◆ **Task to complete**: Using the listing below, copy every line that mentions "JSON".

◆ **Dataset**:
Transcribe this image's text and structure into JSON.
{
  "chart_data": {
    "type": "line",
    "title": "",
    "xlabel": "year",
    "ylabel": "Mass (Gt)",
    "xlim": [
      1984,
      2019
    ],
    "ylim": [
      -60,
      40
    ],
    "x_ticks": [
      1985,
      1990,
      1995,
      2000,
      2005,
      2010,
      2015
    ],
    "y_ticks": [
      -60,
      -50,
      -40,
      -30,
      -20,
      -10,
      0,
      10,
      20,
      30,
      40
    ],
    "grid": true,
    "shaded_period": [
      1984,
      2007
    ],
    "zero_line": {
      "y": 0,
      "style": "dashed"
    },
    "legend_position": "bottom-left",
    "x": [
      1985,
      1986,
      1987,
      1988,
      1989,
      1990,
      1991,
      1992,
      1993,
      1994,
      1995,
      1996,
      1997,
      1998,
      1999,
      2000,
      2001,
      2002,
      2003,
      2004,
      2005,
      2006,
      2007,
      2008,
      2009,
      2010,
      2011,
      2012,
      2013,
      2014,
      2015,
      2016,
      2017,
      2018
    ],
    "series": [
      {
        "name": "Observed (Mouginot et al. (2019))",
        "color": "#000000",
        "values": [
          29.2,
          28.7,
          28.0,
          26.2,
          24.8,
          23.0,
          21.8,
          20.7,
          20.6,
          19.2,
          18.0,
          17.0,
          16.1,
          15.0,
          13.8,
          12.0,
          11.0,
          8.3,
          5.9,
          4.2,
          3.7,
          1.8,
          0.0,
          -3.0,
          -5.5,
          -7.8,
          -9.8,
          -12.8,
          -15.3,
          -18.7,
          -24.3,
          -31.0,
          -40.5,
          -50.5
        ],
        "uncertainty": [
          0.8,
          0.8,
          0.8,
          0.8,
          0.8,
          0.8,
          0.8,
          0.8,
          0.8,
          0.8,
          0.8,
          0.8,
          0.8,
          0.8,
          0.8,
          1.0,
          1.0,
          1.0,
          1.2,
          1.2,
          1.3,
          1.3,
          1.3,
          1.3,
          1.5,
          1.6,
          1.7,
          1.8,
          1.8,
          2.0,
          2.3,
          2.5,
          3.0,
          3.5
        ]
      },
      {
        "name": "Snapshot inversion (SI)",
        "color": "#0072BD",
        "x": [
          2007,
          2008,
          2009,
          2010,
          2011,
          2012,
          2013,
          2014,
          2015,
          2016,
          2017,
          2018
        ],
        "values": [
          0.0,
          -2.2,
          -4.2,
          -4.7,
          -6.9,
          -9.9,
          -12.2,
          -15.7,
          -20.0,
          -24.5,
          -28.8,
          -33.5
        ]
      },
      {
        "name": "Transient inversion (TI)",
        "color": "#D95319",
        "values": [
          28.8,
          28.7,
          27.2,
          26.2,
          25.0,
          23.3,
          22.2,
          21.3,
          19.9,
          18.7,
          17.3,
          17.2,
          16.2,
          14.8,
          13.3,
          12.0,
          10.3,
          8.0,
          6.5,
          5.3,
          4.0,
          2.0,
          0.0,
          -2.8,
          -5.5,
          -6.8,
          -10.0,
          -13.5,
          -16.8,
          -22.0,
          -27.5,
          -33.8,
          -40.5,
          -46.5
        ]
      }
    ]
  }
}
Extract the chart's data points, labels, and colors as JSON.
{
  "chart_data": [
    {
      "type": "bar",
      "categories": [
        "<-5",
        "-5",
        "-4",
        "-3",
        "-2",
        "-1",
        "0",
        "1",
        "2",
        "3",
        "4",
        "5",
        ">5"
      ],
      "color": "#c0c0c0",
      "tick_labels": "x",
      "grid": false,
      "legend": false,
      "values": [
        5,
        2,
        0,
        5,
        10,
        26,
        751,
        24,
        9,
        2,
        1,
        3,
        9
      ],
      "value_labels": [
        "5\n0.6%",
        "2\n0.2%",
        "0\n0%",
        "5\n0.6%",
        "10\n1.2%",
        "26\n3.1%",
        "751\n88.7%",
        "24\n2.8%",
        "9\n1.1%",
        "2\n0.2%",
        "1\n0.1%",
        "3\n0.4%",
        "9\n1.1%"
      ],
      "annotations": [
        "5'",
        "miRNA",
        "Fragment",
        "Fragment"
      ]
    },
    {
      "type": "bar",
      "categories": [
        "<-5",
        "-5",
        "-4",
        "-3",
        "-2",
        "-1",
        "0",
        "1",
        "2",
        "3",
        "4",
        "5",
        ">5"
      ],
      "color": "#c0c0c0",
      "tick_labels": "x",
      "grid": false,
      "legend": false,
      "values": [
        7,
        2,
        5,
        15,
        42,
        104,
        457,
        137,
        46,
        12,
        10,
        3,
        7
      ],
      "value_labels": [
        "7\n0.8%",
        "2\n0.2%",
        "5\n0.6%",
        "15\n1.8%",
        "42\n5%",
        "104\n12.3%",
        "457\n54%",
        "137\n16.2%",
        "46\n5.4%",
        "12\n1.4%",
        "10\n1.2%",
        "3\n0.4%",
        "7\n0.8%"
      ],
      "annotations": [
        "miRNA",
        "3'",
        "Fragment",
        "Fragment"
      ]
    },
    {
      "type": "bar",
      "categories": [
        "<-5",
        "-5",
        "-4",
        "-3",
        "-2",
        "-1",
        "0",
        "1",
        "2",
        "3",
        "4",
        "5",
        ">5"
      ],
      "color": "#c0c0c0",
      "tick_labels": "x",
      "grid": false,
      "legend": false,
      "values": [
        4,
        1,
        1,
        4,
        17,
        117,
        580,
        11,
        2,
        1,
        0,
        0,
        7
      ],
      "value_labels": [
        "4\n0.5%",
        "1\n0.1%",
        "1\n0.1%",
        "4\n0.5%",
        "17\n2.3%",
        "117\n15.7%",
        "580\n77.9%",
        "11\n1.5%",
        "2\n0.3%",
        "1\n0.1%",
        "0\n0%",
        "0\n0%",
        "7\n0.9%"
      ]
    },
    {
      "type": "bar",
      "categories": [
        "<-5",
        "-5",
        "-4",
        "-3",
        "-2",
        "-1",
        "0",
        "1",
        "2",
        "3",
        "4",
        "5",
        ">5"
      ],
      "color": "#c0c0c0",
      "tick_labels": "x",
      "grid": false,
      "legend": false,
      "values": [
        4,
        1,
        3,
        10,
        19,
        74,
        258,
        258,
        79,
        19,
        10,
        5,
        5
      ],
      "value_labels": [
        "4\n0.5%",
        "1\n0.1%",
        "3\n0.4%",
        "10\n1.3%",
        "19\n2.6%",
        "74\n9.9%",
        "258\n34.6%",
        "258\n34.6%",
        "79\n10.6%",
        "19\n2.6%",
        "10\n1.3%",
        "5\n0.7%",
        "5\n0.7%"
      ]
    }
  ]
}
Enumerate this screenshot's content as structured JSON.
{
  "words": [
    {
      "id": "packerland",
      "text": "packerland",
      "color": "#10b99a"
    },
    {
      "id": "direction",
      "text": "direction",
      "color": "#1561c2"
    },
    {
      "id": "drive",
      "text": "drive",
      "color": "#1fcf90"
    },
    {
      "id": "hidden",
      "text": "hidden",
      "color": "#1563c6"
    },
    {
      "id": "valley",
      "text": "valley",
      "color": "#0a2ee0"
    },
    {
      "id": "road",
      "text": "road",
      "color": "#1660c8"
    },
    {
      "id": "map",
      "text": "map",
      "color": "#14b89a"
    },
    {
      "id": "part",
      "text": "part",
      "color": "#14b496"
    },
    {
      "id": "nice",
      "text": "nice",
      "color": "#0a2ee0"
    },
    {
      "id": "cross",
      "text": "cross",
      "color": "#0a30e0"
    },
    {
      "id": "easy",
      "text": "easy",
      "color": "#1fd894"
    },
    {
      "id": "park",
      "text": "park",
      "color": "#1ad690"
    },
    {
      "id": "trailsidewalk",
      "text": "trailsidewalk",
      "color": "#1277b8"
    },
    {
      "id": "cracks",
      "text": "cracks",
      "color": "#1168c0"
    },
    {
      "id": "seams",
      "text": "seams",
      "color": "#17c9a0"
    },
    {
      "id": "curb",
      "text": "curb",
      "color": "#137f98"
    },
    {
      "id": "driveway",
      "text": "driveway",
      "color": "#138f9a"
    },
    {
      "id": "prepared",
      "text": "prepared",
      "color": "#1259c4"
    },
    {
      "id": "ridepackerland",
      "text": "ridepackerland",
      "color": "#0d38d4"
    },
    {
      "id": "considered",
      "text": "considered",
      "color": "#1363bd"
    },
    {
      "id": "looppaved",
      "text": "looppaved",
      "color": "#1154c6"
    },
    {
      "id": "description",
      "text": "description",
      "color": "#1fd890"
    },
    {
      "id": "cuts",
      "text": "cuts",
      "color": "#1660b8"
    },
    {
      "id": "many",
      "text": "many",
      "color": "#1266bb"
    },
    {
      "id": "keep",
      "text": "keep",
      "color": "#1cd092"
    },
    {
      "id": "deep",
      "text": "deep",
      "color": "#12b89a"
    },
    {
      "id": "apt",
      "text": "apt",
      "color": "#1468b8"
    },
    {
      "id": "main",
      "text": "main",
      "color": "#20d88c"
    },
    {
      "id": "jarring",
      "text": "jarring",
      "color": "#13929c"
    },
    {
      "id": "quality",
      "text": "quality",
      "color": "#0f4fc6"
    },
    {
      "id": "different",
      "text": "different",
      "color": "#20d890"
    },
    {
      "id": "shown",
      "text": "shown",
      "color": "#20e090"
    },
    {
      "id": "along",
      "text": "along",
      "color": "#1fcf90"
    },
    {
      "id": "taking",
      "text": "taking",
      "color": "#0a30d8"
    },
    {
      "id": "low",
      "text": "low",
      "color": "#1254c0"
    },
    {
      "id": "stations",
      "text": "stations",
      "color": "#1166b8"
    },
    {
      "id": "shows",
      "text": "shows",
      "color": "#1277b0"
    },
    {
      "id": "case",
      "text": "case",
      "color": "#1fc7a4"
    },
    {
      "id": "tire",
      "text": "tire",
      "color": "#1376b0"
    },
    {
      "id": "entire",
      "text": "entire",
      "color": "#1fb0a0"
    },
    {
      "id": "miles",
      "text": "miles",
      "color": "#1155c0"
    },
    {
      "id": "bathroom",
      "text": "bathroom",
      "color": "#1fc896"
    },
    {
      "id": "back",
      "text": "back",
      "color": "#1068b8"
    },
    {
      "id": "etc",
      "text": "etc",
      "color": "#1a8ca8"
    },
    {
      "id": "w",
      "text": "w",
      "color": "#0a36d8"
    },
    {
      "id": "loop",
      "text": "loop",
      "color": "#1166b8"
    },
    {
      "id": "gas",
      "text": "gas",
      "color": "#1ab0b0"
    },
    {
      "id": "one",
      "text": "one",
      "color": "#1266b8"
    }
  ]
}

◆ **Response to this exercise**:
Transcribe this image's text and structure into JSON.
Extract the chart's data points, labels, and colors as JSON.
Enumerate this screenshot's content as structured JSON.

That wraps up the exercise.